Exercise details ->
Select, from the material below, each line with "ายการเง" in it.

━━━━━ Records supplied ━━━━━

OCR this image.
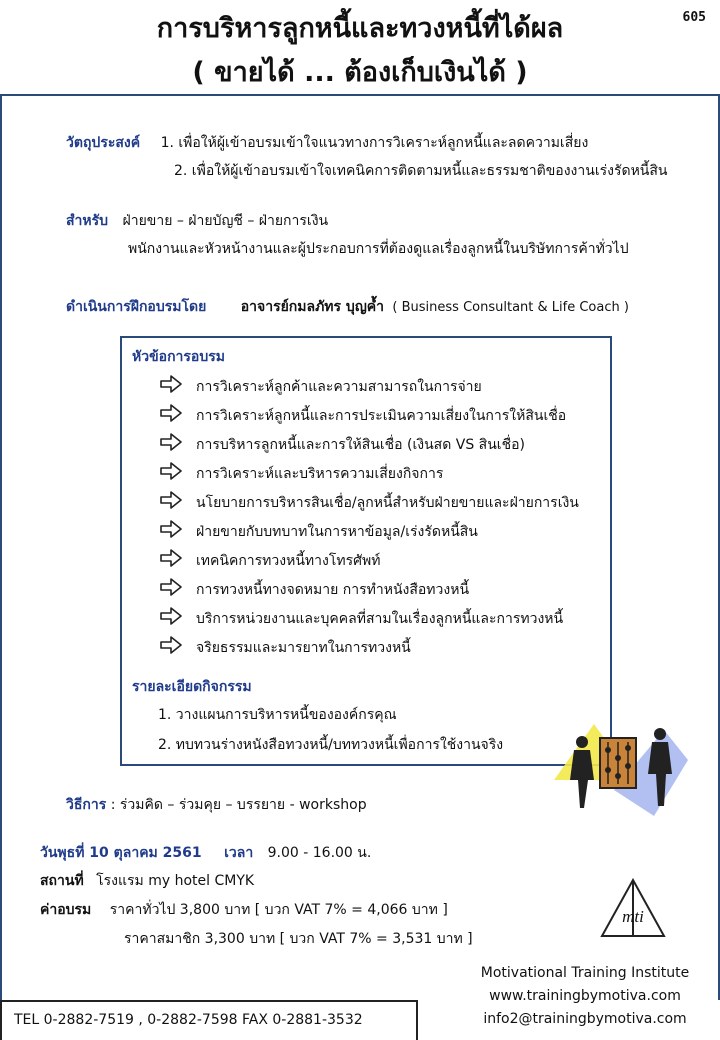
การบริหารลูกหนี้และทวงหนี้ที่ได้ผล
( ขายได้ ... ต้องเก็บเงินได้ )
605
วัตถุประสงค์ 1. เพื่อให้ผู้เข้าอบรมเข้าใจแนวทางการวิเคราะห์ลูกหนี้และลดความเสี่ยง
2. เพื่อให้ผู้เข้าอบรมเข้าใจเทคนิคการติดตามหนี้และธรรมชาติของงานเร่งรัดหนี้สิน
สำหรับ ฝ่ายขาย – ฝ่ายบัญชี – ฝ่ายการเงิน
พนักงานและหัวหน้างานและผู้ประกอบการที่ต้องดูแลเรื่องลูกหนี้ในบริษัทการค้าทั่วไป
ดำเนินการฝึกอบรมโดย อาจารย์กมลภัทร บุญค้ำ ( Business Consultant & Life Coach )
หัวข้อการอบรม
การวิเคราะห์ลูกค้าและความสามารถในการจ่าย
การวิเคราะห์ลูกหนี้และการประเมินความเสี่ยงในการให้สินเชื่อ
การบริหารลูกหนี้และการให้สินเชื่อ (เงินสด VS สินเชื่อ)
การวิเคราะห์และบริหารความเสี่ยงกิจการ
นโยบายการบริหารสินเชื่อ/ลูกหนี้สำหรับฝ่ายขายและฝ่ายการเงิน
ฝ่ายขายกับบทบาทในการหาข้อมูล/เร่งรัดหนี้สิน
เทคนิคการทวงหนี้ทางโทรศัพท์
การทวงหนี้ทางจดหมาย การทำหนังสือทวงหนี้
บริการหน่วยงานและบุคคลที่สามในเรื่องลูกหนี้และการทวงหนี้
จริยธรรมและมารยาทในการทวงหนี้
รายละเอียดกิจกรรม
1. วางแผนการบริหารหนี้ขององค์กรคุณ
2. ทบทวนร่างหนังสือทวงหนี้/บททวงหนี้เพื่อการใช้งานจริง
วิธีการ : ร่วมคิด – ร่วมคุย – บรรยาย - workshop
วันพุธที่ 10 ตุลาคม 2561 เวลา 9.00 - 16.00 น.
สถานที่ โรงแรม my hotel CMYK
ค่าอบรม ราคาทั่วไป 3,800 บาท [ บวก VAT 7% = 4,066 บาท ]
ราคาสมาชิก 3,300 บาท [ บวก VAT 7% = 3,531 บาท ]
mti
Motivational Training Institute
www.trainingbymotiva.com
info2@trainingbymotiva.com
TEL 0-2882-7519 , 0-2882-7598 FAX 0-2881-3532
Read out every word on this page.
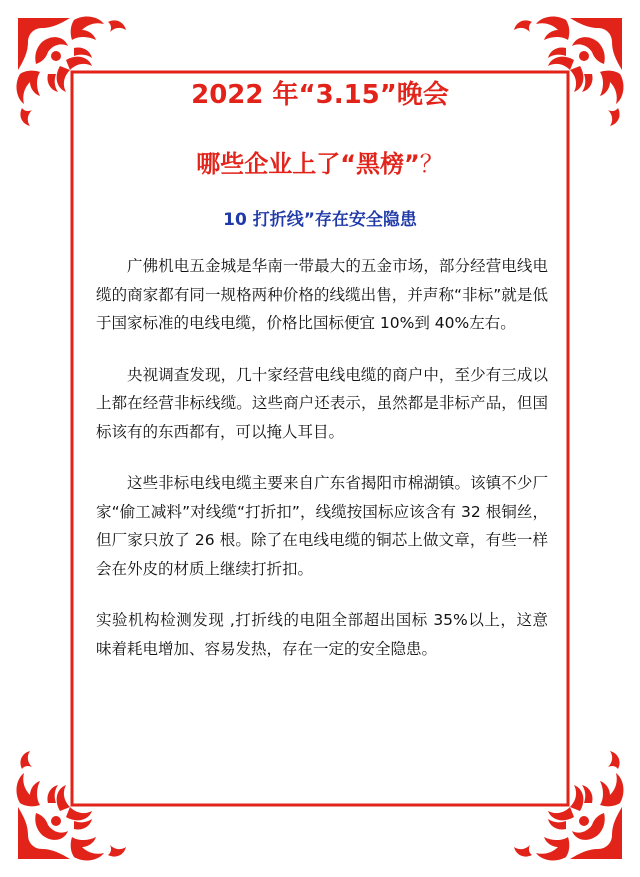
2022 年“3.15”晚会
哪些企业上了“黑榜”？
10 打折线”存在安全隐患

广佛机电五金城是华南一带最大的五金市场，部分经营电线电缆的商家都有同一规格两种价格的线缆出售，并声称“非标”就是低于国家标准的电线电缆，价格比国标便宜 10%到 40%左右。

央视调查发现，几十家经营电线电缆的商户中，至少有三成以上都在经营非标线缆。这些商户还表示，虽然都是非标产品，但国标该有的东西都有，可以掩人耳目。

这些非标电线电缆主要来自广东省揭阳市棉湖镇。该镇不少厂家“偷工减料”对线缆“打折扣”，线缆按国标应该含有 32 根铜丝，但厂家只放了 26 根。除了在电线电缆的铜芯上做文章，有些一样会在外皮的材质上继续打折扣。

实验机构检测发现 ,打折线的电阻全部超出国标 35%以上，这意味着耗电增加、容易发热，存在一定的安全隐患。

━━━━━

Exercise answer ->
สำหรับ ฝ่ายขาย – ฝ่ายบัญชี – ฝ่ายการเงิน
นโยบายการบริหารสินเชื่อ/ลูกหนี้สำหรับฝ่ายขายและฝ่ายการเงิน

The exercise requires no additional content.